Nicht nur in Brüssel wird Gesetzgebung gekapert – auch in den Mitgliedstaaten

Deutlich machen die Fallstudien, dass nicht nur in Brüssel einiges schief läuft. Auf Ebene der Mitgliedstaaten lässt die Politik ebenfalls zu, dass Unternehmen ihre Gesetze vereinnahmen. Oft machen sich die Regierungen sogar in Brüssel dafür stark, dass ihrer heimischen Industrie nur ja nicht weh getan wird.

Die Studie im Überblick

Bestes Beispiel: Der Abgasskandal in Deutschland. Die Bundesregierung nimmt infolge des Skandals die Autoindustrie vor Einschnitten und Maßnahmen der EU massiv in Schutz. Nicht anders geht es in den Niederlanden zu: Die niederländische Regierung schaffte im Oktober 2017 auf Wunsch von Shell und Unilever die Quellensteuer auf Dividenden ab – ein Steuerausfall für den Staat von 1,4 Milliarden Euro pro Jahr zugunsten der Großunternehmen.

  • TTIP: Die Fallstudie beschreibt eingehend, wie die Industrie selbst Initiatorin des transatlantischen Freihandelsabkommens war, wie stark sie die Fäden zog und wie die EU-Kommission ihre Expertise aktiv einforderte. Auch zeichnet sie nach, wie Großunternehmen Nachteile für VerbraucherInnen und für die Demokratie kleinredeten und die Vorteile überzeichneten.
####################
### AUFGABENDETAILS
Fasse den Absatz des Textauszugs oben, der mit „Bestes Beispiel: Der Abgasskandal“ beginnt, als knappe Stichpunktliste zusammen.

### Einträge aus einer Sammlung
####################
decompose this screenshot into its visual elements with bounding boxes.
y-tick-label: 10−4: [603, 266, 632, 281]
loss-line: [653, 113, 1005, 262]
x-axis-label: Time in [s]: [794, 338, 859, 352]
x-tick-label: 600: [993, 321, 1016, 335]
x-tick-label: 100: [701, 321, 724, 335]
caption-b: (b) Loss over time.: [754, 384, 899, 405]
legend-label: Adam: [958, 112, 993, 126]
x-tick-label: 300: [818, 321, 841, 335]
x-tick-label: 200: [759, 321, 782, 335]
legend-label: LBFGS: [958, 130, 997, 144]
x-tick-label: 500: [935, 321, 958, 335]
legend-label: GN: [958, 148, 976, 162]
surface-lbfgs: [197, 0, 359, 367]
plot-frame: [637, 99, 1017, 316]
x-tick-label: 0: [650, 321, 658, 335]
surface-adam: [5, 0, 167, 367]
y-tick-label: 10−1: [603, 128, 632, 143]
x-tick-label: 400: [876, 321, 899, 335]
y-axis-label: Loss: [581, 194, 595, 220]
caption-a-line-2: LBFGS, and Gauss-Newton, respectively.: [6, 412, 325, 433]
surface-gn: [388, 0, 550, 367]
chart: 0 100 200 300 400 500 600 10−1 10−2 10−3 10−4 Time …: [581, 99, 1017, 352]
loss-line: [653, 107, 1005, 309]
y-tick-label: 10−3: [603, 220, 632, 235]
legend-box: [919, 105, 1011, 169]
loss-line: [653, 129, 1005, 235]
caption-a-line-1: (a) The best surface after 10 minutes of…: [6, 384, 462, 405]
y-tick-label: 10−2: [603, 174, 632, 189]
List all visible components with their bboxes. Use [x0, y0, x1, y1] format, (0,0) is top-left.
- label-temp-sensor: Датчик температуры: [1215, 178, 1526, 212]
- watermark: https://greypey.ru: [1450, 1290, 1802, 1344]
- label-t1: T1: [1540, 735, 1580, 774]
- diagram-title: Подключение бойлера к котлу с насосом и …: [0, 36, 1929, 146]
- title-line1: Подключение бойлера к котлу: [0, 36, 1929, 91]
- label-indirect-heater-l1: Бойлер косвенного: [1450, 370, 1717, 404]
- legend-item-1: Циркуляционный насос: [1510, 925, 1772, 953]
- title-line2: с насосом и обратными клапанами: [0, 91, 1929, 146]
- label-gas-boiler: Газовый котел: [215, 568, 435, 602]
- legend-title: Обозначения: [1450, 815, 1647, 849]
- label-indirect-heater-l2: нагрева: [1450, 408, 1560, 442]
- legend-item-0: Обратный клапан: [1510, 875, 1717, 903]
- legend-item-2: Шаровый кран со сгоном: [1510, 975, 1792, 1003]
####################
### ANTWORT ZUR AUFGABE
- Deutschland: Infolge des Abgasskandals nimmt die Bundesregierung die Autoindustrie massiv vor Einschnitten und Maßnahmen der EU in Schutz.
- Niederlande: Die Regierung schaffte im Oktober 2017 auf Wunsch von Shell und Unilever die Quellensteuer auf Dividenden ab.
- Folge: Dem Staat entgehen 1,4 Milliarden Euro Steuern pro Jahr, zugunsten der Großunternehmen.